- [Exercise prompt]: Gather every line below where "location" appears.

- [Records for this task]:
-.-.-
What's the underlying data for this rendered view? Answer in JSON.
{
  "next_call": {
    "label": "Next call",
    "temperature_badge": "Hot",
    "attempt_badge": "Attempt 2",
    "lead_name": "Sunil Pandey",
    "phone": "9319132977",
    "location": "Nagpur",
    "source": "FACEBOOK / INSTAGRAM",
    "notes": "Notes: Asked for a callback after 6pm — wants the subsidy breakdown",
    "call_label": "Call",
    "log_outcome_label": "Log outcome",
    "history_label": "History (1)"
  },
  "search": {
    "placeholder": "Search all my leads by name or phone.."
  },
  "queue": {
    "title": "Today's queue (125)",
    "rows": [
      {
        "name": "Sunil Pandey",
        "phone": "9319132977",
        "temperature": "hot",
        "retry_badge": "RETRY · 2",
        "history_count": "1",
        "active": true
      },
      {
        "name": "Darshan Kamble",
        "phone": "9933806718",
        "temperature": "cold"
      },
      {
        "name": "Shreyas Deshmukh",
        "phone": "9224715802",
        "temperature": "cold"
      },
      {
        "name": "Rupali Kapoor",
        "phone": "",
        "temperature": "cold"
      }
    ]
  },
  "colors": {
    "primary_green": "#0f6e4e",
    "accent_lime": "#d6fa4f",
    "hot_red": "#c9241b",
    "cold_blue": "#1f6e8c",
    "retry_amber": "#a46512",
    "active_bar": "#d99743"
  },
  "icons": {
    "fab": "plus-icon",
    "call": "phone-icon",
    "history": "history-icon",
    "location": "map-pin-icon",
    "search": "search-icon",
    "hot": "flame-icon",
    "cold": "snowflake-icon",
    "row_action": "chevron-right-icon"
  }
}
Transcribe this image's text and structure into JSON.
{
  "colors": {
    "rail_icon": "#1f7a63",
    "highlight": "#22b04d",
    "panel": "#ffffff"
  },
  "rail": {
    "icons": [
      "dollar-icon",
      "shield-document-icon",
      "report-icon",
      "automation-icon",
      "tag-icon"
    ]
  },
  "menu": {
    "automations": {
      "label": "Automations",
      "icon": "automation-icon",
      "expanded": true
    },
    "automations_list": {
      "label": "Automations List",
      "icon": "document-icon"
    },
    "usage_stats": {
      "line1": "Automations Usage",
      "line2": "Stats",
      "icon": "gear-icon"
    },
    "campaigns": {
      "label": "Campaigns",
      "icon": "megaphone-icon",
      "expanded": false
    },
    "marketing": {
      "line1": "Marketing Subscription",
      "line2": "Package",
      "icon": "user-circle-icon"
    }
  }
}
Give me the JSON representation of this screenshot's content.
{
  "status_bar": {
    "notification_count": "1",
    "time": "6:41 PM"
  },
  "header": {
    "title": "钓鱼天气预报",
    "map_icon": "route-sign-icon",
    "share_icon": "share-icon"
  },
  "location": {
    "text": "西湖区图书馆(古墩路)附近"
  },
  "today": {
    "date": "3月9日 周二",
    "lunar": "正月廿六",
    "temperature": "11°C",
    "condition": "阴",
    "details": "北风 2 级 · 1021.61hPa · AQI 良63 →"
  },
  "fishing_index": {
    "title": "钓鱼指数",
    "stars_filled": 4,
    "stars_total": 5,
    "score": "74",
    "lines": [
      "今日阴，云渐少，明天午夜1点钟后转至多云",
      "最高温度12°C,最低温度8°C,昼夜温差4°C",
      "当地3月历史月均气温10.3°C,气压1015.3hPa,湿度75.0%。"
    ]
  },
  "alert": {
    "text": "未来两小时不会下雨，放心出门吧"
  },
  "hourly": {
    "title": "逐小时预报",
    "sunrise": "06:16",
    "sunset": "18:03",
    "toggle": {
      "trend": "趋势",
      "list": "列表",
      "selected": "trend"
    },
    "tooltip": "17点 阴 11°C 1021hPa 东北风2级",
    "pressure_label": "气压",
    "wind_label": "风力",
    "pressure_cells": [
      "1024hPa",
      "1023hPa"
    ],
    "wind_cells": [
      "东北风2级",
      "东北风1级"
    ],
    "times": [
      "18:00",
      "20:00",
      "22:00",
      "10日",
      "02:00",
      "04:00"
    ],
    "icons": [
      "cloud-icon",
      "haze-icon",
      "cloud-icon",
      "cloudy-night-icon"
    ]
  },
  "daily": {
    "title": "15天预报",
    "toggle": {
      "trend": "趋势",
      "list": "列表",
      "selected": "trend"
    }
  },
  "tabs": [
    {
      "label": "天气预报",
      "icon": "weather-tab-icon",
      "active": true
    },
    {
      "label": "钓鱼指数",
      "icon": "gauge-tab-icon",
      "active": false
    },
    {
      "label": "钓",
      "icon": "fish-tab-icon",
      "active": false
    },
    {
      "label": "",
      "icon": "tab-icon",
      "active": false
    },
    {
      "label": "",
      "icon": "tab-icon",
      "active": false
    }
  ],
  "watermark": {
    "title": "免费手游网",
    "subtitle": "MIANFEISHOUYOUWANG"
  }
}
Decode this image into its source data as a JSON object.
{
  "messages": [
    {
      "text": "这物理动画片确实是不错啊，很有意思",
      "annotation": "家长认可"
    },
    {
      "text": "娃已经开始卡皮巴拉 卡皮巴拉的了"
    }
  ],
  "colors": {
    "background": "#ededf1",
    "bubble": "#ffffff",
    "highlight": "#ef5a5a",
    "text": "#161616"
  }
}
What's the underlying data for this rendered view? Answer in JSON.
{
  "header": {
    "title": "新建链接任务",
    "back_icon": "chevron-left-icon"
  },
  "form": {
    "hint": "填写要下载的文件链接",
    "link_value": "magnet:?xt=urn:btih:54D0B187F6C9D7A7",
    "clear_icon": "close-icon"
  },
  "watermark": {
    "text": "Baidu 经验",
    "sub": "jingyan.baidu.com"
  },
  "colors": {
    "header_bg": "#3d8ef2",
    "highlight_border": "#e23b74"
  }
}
-.-.-
- [Exercise result]:
    "location": "Nagpur",
    "location": "map-pin-icon",
  "location": {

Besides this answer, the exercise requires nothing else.